[What needs to be done]
Return the records that follow, matching each one exactly.

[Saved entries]
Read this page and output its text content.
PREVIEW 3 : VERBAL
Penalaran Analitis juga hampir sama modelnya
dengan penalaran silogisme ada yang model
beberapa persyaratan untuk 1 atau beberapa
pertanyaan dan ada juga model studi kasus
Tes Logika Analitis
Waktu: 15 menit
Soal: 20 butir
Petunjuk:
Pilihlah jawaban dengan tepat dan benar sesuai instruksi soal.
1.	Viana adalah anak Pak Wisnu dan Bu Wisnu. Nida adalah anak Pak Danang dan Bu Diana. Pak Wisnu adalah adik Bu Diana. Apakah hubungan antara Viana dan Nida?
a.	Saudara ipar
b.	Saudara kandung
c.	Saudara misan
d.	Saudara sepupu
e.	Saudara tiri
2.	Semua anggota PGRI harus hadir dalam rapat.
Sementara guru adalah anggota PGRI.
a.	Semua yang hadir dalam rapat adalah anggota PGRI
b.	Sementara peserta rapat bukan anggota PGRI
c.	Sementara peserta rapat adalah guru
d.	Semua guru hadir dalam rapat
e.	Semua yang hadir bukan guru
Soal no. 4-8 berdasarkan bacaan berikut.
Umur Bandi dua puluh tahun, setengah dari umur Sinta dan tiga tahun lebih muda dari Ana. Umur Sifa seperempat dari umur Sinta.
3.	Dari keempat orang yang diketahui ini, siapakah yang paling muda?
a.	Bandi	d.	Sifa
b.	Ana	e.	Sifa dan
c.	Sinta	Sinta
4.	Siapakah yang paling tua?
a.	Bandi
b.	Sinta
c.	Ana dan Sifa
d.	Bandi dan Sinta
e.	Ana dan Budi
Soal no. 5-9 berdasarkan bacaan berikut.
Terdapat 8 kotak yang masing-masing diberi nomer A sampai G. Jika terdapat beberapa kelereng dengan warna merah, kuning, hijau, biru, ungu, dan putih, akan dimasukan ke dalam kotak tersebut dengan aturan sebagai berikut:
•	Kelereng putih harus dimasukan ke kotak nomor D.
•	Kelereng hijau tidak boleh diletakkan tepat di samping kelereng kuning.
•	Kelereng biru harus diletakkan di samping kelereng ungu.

[Complete answer]
Read this page and output its text content.
PREVIEW 3 : VERBAL
Penalaran Analitis juga hampir sama modelnya
dengan penalaran silogisme ada yang model
beberapa persyaratan untuk 1 atau beberapa
pertanyaan dan ada juga model studi kasus
Tes Logika Analitis
Waktu: 15 menit
Soal: 20 butir
Petunjuk:
Pilihlah jawaban dengan tepat dan benar sesuai instruksi soal.
1.	Viana adalah anak Pak Wisnu dan Bu Wisnu. Nida adalah anak Pak Danang dan Bu Diana. Pak Wisnu adalah adik Bu Diana. Apakah hubungan antara Viana dan Nida?
a.	Saudara ipar
b.	Saudara kandung
c.	Saudara misan
d.	Saudara sepupu
e.	Saudara tiri
2.	Semua anggota PGRI harus hadir dalam rapat.
Sementara guru adalah anggota PGRI.
a.	Semua yang hadir dalam rapat adalah anggota PGRI
b.	Sementara peserta rapat bukan anggota PGRI
c.	Sementara peserta rapat adalah guru
d.	Semua guru hadir dalam rapat
e.	Semua yang hadir bukan guru
Soal no. 4-8 berdasarkan bacaan berikut.
Umur Bandi dua puluh tahun, setengah dari umur Sinta dan tiga tahun lebih muda dari Ana. Umur Sifa seperempat dari umur Sinta.
3.	Dari keempat orang yang diketahui ini, siapakah yang paling muda?
a.	Bandi	d.	Sifa
b.	Ana	e.	Sifa dan
c.	Sinta	Sinta
4.	Siapakah yang paling tua?
a.	Bandi
b.	Sinta
c.	Ana dan Sifa
d.	Bandi dan Sinta
e.	Ana dan Budi
Soal no. 5-9 berdasarkan bacaan berikut.
Terdapat 8 kotak yang masing-masing diberi nomer A sampai G. Jika terdapat beberapa kelereng dengan warna merah, kuning, hijau, biru, ungu, dan putih, akan dimasukan ke dalam kotak tersebut dengan aturan sebagai berikut:
•	Kelereng putih harus dimasukan ke kotak nomor D.
•	Kelereng hijau tidak boleh diletakkan tepat di samping kelereng kuning.
•	Kelereng biru harus diletakkan di samping kelereng ungu.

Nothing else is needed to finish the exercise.